EXCERPTED DATA:

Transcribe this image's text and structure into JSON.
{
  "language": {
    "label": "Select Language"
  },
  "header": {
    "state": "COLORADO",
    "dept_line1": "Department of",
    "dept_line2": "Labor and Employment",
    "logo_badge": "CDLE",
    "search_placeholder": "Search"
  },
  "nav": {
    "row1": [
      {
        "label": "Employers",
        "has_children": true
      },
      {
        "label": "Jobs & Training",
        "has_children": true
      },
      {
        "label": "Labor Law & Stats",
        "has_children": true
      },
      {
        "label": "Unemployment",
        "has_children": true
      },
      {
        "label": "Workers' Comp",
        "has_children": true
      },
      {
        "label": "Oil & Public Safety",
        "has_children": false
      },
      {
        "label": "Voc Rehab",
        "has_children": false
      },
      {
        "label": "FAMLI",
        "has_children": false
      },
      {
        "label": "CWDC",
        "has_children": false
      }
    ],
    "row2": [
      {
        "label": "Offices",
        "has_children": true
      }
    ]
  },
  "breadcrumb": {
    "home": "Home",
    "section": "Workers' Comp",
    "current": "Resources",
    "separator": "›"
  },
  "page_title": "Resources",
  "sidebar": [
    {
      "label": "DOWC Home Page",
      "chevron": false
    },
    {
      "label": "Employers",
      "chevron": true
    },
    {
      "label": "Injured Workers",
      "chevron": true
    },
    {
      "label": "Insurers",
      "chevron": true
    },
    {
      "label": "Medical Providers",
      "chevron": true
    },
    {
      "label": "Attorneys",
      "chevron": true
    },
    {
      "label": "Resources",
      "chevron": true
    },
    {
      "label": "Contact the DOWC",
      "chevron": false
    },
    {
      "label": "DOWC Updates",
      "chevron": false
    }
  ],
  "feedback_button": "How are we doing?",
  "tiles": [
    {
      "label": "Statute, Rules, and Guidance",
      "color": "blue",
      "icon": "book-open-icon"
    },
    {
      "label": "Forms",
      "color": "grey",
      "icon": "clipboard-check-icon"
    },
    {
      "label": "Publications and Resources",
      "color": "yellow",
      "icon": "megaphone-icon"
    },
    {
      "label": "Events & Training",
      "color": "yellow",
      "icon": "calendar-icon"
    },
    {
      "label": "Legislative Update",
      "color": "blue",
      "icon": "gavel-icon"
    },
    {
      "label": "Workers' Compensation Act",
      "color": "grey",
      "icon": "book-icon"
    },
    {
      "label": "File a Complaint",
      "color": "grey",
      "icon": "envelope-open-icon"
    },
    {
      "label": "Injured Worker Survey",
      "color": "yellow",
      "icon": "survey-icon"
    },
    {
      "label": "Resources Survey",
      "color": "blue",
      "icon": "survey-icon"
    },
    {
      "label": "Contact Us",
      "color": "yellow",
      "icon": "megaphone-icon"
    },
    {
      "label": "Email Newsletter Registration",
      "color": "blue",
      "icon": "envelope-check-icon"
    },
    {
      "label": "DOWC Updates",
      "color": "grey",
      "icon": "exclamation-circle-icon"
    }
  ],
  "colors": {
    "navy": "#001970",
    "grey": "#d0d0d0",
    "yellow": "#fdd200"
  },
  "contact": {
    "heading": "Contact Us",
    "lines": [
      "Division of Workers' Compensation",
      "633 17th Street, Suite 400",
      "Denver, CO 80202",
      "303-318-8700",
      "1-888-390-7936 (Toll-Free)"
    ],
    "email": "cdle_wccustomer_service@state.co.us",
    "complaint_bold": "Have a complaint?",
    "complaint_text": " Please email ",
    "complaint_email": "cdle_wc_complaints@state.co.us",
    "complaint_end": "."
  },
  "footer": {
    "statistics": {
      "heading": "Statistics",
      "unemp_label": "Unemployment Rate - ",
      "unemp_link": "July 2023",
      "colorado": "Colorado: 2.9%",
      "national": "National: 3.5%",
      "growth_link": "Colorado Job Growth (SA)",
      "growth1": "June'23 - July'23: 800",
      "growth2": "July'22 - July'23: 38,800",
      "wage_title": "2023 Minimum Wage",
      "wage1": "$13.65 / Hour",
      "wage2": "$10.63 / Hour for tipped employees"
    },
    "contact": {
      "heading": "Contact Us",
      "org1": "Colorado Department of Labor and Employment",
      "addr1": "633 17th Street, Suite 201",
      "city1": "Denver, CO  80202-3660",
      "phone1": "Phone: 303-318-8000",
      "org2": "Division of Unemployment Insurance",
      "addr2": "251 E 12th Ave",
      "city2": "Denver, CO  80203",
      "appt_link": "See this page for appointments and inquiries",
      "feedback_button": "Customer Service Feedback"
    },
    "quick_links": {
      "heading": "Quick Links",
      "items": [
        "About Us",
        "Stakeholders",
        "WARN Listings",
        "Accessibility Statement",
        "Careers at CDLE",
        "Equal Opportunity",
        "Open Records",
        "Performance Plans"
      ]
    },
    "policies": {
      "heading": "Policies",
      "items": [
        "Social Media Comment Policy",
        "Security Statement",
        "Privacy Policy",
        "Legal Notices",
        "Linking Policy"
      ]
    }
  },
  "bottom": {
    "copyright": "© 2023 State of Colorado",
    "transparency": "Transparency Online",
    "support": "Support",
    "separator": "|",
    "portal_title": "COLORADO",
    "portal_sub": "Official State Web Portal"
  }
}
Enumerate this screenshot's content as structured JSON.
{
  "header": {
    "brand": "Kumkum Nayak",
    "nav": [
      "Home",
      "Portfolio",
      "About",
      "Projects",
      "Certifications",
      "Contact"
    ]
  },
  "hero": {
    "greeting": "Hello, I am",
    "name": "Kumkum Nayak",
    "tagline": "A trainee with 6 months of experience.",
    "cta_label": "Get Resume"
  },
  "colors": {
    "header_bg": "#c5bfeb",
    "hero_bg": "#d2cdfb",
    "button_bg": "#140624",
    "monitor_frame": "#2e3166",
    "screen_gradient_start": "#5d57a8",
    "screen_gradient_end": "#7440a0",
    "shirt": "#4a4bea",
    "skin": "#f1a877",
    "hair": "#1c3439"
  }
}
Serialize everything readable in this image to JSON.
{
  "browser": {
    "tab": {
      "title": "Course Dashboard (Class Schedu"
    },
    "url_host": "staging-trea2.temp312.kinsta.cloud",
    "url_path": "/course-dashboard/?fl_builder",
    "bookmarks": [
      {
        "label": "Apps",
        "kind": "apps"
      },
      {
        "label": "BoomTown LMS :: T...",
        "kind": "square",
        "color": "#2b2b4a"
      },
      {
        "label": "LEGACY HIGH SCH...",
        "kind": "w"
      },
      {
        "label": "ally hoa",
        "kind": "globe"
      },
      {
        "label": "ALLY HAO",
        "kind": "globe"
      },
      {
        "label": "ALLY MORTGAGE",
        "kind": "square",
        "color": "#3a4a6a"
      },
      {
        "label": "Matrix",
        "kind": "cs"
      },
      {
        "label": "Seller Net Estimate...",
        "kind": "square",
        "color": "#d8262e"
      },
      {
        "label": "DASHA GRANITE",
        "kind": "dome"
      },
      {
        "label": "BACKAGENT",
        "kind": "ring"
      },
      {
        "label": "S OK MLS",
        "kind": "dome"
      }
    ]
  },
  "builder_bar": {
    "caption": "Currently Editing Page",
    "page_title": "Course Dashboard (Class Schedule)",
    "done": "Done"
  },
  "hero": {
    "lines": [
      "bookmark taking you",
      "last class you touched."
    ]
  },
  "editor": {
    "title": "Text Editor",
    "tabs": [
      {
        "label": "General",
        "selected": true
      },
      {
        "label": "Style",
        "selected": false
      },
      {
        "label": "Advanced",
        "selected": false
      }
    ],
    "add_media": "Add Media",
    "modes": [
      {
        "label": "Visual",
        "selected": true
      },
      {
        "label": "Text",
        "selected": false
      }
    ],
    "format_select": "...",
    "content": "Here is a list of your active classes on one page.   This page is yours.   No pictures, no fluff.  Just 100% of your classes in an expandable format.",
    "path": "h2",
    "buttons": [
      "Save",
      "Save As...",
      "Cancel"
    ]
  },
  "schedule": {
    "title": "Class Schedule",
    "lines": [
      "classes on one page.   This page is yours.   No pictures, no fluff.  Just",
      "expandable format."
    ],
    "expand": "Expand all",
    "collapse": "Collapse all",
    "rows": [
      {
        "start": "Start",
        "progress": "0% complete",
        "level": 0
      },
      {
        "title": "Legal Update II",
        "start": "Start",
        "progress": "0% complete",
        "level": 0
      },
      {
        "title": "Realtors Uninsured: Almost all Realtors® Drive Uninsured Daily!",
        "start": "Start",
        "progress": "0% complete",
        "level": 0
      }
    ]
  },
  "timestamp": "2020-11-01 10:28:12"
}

INSTRUCTION:
Track down the lines that include the word "expandable" and copy them.

REPLY TO THE EXERCISE:
    "content": "Here is a list of your active classes on one page.   This page is yours.   No pictures, no fluff.  Just 100% of your classes in an expandable format.",
      "expandable format."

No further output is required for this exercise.